Task to carry out. Copy each line below that includes "brush".

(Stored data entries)
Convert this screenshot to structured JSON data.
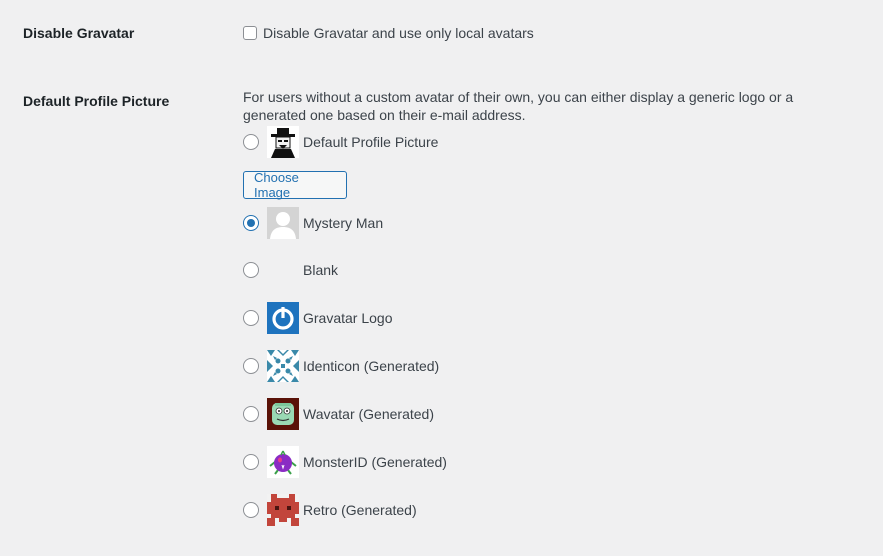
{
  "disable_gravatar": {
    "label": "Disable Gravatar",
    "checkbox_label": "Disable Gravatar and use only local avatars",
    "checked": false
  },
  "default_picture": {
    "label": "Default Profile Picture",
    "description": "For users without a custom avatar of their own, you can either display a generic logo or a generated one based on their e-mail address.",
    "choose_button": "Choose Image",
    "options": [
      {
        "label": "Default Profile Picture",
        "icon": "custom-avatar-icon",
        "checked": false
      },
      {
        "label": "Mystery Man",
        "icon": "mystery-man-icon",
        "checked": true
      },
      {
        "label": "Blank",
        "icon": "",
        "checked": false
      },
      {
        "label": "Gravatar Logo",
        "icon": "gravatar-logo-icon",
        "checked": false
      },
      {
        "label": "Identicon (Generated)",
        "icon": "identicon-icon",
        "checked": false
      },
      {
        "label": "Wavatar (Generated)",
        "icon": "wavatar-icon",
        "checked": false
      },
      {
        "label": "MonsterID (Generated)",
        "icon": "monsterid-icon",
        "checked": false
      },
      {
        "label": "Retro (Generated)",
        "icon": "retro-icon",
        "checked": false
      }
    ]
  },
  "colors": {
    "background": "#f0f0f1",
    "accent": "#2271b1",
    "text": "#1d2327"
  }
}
---
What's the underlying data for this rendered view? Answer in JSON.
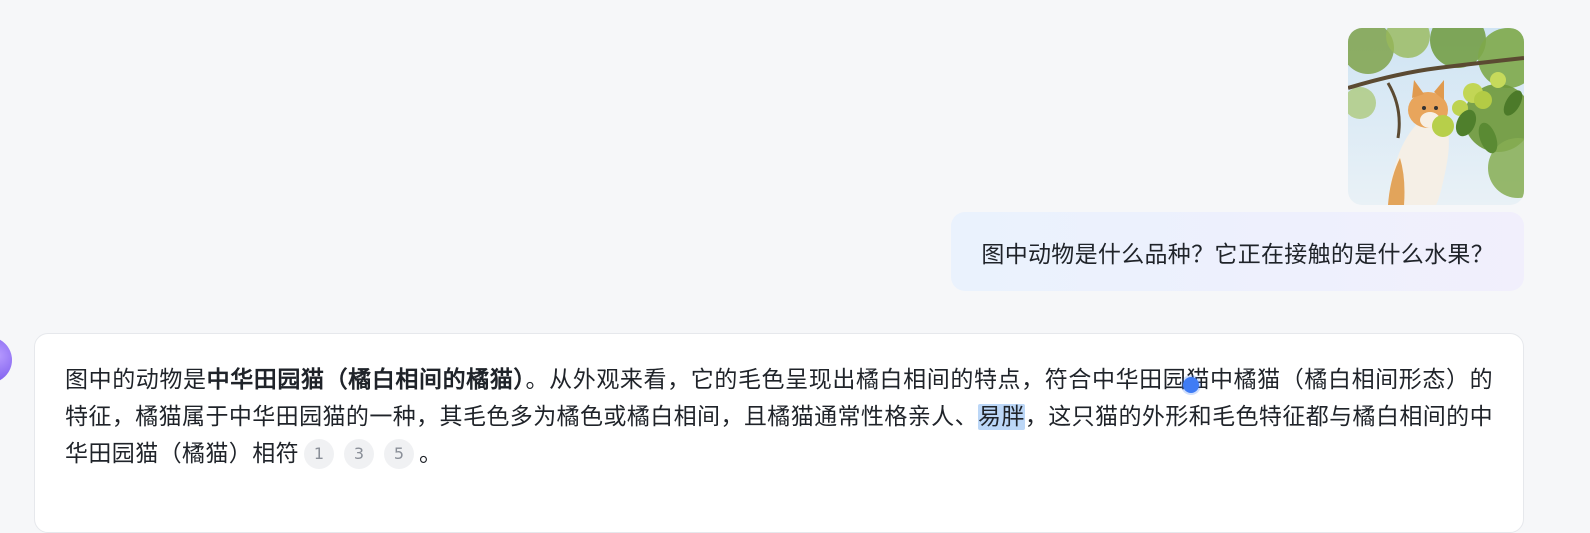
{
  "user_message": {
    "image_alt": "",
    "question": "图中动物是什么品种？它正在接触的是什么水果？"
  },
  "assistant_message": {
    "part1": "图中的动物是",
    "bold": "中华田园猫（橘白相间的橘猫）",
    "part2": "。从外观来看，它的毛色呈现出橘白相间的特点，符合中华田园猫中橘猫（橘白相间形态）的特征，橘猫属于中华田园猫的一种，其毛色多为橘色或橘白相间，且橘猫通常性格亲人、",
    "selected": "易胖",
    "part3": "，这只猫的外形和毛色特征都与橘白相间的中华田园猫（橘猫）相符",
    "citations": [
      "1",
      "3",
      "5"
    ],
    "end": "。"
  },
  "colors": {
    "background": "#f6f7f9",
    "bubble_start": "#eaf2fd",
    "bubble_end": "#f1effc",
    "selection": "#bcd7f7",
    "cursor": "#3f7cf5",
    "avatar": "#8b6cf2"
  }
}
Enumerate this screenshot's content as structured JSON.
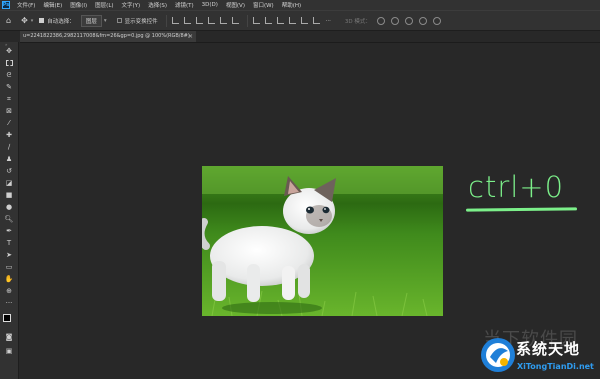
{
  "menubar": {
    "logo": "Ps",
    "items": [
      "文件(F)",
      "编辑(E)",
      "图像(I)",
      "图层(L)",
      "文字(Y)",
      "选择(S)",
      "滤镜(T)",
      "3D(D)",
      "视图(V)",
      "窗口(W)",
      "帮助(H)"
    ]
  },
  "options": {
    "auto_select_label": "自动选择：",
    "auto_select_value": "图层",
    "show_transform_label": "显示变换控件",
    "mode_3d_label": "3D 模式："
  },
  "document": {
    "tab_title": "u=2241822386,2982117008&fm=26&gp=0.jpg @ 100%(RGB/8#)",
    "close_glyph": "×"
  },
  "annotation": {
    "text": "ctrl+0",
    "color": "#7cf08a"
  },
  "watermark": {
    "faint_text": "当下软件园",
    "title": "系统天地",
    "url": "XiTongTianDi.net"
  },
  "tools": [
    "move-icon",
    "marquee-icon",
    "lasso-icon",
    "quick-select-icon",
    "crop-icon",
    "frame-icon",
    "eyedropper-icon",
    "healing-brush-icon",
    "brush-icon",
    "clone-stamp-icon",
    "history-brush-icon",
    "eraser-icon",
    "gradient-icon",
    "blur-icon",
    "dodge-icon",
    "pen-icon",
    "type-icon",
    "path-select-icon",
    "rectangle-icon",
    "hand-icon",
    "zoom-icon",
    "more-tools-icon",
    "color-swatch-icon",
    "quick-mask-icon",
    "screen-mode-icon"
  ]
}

Problem solution.
    "healing-brush-icon",
    "brush-icon",
    "history-brush-icon",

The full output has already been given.